_Record list_.

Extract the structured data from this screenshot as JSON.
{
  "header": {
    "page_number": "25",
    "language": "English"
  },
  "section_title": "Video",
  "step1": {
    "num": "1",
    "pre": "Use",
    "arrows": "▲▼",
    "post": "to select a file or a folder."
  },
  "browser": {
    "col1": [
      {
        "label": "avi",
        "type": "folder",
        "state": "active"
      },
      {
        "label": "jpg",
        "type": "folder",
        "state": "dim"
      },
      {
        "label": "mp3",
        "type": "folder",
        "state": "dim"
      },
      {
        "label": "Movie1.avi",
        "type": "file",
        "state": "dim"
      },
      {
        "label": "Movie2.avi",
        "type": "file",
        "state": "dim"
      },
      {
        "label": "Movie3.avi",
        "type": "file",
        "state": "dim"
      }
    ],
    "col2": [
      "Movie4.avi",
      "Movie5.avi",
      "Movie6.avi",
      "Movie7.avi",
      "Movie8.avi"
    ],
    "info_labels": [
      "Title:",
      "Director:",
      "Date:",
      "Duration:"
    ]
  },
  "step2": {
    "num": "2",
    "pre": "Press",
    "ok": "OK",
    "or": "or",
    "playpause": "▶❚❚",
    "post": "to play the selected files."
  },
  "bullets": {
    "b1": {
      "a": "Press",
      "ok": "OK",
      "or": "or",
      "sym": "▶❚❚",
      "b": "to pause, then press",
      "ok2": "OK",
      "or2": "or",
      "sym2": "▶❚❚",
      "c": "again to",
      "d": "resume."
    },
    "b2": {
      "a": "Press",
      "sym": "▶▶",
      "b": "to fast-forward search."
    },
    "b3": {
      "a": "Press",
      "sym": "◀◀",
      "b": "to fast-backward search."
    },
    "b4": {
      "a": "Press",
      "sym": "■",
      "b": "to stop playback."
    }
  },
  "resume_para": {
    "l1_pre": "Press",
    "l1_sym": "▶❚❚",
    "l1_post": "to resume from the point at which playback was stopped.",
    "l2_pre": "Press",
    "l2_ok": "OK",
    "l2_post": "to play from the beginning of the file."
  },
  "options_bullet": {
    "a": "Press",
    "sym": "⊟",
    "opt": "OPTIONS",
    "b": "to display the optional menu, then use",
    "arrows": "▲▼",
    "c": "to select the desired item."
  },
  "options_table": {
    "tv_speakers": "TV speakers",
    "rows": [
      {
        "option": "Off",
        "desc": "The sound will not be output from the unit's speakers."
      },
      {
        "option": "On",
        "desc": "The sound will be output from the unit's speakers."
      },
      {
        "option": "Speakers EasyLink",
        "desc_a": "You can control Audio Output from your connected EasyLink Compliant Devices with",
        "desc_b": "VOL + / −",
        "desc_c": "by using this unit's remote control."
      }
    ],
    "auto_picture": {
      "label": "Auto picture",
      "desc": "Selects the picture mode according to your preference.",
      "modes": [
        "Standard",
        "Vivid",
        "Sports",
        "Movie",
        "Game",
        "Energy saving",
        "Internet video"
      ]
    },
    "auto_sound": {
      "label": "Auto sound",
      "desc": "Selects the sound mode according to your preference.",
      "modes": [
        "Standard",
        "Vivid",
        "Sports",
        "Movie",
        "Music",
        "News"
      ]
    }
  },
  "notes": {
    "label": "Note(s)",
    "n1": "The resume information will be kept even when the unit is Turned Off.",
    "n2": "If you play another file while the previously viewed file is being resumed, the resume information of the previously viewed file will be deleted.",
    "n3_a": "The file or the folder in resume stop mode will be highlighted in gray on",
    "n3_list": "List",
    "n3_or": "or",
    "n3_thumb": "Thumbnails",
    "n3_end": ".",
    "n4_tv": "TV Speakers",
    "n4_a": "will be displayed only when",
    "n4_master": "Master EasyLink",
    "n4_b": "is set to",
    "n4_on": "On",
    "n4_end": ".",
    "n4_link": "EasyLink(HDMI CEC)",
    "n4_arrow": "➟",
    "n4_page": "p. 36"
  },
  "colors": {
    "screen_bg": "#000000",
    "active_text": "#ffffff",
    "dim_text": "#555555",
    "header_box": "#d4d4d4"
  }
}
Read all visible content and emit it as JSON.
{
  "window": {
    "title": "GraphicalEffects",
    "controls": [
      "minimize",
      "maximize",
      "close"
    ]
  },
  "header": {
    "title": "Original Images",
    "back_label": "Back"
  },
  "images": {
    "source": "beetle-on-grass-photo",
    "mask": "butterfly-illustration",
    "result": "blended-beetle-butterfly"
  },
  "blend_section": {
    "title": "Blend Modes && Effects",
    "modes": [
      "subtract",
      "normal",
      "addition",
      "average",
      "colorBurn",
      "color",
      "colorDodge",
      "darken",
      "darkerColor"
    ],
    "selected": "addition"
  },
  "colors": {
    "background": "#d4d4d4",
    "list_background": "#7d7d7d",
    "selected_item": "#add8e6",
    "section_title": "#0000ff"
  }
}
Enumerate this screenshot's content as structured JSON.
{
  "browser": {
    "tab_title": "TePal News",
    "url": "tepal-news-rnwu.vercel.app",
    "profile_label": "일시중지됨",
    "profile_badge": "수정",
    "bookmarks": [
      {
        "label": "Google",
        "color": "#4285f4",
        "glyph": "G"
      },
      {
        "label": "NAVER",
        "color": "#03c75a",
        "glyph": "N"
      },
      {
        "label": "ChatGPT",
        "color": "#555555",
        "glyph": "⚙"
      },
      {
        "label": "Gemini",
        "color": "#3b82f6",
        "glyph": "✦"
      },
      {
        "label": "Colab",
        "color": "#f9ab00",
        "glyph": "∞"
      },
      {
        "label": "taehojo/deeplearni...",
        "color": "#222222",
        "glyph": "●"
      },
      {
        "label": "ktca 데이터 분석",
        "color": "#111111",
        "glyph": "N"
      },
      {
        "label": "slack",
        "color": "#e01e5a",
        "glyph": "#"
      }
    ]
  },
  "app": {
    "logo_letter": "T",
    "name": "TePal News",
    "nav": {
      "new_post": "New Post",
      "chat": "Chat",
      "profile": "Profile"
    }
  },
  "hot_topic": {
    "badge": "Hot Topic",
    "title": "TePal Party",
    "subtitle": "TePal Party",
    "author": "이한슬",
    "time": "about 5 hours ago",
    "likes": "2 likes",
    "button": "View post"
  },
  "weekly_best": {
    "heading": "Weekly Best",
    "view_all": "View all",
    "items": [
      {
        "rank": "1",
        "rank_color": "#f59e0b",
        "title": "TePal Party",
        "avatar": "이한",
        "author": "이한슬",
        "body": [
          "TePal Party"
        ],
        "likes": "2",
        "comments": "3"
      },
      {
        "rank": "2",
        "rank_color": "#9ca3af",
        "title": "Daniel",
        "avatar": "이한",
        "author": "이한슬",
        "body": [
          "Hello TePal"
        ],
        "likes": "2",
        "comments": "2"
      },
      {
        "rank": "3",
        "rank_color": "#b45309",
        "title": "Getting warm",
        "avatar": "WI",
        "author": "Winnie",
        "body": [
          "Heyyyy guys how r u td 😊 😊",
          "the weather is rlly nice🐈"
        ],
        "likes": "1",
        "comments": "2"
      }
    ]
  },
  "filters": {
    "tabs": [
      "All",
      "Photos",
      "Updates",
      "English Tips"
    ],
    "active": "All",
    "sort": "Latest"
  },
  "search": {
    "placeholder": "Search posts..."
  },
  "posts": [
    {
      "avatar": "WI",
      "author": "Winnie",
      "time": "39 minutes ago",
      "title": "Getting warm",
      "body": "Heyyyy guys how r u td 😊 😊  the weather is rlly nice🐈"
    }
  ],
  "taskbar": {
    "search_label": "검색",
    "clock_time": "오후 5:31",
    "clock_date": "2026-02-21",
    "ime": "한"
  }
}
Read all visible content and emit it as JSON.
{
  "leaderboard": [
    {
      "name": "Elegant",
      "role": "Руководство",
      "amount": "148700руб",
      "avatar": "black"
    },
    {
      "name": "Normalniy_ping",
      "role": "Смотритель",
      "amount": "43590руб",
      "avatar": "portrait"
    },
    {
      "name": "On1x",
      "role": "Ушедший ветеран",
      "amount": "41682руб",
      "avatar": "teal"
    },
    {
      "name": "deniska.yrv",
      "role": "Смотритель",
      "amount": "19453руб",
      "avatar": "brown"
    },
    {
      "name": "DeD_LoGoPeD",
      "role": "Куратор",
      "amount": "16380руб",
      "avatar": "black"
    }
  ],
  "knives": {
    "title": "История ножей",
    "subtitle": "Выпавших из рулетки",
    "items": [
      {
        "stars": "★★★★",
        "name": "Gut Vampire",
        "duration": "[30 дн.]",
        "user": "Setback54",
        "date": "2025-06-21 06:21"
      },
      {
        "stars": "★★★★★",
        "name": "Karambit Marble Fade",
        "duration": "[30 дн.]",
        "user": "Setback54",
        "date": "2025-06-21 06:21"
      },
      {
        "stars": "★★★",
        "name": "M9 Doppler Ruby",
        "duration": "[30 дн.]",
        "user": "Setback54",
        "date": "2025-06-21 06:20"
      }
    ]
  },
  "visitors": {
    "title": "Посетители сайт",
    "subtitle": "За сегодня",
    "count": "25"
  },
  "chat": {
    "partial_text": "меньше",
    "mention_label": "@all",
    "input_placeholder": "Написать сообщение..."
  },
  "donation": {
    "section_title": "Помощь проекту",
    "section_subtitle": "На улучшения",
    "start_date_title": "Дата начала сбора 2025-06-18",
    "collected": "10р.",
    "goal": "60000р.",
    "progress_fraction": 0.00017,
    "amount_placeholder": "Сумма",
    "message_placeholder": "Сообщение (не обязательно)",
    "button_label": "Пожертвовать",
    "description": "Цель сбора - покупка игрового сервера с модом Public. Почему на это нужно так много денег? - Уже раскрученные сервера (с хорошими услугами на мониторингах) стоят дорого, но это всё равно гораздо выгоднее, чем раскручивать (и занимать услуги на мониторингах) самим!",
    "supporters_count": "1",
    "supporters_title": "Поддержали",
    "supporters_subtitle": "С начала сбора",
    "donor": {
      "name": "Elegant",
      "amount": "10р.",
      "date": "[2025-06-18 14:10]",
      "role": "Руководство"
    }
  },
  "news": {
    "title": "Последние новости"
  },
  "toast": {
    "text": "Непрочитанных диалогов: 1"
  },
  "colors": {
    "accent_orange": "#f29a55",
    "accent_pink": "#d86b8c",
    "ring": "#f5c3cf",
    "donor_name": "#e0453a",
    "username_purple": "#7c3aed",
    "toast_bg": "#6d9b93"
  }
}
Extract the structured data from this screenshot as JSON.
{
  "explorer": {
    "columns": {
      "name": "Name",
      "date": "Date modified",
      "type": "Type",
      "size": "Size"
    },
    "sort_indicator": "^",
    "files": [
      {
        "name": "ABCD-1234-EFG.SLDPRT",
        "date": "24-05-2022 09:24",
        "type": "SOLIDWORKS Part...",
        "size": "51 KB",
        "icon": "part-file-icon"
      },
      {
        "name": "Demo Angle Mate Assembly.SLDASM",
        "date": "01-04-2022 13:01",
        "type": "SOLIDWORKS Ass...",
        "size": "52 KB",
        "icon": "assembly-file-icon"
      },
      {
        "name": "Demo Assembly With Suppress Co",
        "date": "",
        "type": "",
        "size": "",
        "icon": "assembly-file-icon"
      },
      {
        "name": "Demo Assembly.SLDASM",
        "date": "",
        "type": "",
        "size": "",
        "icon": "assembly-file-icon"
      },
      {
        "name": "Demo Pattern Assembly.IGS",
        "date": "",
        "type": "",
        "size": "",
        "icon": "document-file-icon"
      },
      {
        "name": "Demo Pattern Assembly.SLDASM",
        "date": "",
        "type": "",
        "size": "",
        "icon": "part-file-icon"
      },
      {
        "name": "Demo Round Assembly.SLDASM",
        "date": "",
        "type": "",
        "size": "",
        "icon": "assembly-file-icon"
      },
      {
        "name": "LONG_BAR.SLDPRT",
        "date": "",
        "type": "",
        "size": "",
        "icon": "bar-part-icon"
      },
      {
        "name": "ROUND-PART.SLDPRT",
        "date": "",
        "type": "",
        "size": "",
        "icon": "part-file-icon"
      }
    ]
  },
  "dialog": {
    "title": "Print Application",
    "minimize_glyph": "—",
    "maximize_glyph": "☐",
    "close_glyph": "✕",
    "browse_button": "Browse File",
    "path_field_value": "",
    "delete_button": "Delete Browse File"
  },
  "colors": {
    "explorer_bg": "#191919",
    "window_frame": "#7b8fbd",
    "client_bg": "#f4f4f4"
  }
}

_Objective_. What is the number of lines holding the word "author"? State it alone.

_Answer to this task_. 5